## begin DATA FOR THE TASK

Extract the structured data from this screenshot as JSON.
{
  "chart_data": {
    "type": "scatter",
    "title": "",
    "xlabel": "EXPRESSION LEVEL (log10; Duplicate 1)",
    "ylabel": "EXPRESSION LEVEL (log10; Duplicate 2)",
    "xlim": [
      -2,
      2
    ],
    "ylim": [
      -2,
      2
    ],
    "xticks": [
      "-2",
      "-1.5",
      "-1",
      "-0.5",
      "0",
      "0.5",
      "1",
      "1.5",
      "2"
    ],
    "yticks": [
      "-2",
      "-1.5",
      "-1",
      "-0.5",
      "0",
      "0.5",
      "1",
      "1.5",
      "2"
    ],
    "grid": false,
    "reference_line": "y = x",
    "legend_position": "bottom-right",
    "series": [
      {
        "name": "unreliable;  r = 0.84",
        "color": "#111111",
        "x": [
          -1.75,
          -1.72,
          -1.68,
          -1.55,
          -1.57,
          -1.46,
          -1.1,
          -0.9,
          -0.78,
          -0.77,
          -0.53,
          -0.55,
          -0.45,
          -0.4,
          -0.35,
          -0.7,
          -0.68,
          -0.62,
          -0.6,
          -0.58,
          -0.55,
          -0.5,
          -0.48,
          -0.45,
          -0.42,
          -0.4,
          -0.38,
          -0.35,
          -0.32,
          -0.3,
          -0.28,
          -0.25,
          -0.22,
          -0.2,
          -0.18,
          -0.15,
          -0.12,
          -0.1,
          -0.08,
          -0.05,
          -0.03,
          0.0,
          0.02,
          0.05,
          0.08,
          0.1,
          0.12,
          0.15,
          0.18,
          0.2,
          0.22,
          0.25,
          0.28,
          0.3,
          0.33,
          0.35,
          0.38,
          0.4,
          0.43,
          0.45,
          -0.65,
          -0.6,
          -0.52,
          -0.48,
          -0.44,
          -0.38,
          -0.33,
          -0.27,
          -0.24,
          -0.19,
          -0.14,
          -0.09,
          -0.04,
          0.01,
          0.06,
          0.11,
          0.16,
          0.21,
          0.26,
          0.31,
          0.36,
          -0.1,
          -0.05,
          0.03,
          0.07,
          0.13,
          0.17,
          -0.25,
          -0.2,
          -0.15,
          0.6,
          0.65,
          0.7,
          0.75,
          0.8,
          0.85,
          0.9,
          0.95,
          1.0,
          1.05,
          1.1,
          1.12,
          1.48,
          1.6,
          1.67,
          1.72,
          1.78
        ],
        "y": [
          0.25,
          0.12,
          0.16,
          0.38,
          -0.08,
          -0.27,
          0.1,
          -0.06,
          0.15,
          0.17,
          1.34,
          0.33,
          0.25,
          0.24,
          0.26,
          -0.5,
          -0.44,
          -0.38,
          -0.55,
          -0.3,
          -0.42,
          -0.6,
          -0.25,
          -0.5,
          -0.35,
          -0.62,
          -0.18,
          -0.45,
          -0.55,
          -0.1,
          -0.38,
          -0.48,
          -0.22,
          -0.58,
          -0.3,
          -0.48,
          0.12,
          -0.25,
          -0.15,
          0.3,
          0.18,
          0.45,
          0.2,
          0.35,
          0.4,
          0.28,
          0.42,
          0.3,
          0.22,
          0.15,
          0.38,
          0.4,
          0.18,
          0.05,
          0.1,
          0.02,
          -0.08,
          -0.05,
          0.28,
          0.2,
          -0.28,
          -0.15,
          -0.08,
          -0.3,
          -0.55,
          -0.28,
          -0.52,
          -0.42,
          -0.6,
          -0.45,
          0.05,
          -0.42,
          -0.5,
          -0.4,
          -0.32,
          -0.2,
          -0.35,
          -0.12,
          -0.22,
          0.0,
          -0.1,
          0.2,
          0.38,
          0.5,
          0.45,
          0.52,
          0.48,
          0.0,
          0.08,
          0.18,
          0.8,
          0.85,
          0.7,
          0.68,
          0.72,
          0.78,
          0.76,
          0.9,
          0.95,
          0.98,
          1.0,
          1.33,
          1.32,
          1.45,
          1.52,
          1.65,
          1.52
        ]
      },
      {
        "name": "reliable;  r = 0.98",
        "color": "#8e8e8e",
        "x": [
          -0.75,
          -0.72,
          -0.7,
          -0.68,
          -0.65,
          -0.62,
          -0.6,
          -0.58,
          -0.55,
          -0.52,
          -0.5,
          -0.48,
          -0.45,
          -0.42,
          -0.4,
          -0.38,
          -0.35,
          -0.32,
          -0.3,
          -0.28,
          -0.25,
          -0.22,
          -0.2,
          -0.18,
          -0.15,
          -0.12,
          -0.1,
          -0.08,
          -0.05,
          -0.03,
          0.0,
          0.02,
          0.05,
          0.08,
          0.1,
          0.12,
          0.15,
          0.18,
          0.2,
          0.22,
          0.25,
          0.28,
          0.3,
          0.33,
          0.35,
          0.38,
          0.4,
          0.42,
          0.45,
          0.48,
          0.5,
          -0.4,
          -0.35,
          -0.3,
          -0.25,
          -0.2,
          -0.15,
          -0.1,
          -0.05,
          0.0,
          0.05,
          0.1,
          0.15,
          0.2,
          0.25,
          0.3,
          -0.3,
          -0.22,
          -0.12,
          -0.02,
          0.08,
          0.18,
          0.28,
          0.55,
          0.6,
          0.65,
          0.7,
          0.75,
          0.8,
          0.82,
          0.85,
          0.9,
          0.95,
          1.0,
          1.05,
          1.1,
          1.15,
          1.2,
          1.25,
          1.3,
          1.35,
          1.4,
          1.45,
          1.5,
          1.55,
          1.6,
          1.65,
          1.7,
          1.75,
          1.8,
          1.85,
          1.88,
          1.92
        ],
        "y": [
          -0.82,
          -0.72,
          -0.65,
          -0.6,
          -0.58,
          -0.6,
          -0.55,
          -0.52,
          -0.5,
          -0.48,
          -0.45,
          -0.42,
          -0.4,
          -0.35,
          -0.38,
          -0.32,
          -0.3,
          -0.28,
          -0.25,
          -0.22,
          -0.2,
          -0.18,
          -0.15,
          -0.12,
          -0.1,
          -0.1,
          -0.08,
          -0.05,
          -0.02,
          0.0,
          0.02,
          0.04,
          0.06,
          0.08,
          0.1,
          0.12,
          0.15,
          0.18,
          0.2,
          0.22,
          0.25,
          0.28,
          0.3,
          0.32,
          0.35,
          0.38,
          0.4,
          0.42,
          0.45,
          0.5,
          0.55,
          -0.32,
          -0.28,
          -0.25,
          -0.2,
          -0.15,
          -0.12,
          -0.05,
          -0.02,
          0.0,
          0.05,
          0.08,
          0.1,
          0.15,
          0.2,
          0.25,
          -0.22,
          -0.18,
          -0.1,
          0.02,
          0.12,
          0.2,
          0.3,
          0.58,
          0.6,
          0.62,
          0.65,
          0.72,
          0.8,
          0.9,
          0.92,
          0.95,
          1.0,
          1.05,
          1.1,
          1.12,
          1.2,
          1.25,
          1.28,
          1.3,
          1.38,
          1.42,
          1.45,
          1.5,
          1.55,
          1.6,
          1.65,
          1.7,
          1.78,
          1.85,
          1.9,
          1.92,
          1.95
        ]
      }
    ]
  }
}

## end DATA FOR THE TASK

- _REQUIRED WORK_
Go through the records above, find every line with the word "name", and list those lines.

- _EXERCISE ANSWER_
        "name": "unreliable;  r = 0.84",
        "name": "reliable;  r = 0.98",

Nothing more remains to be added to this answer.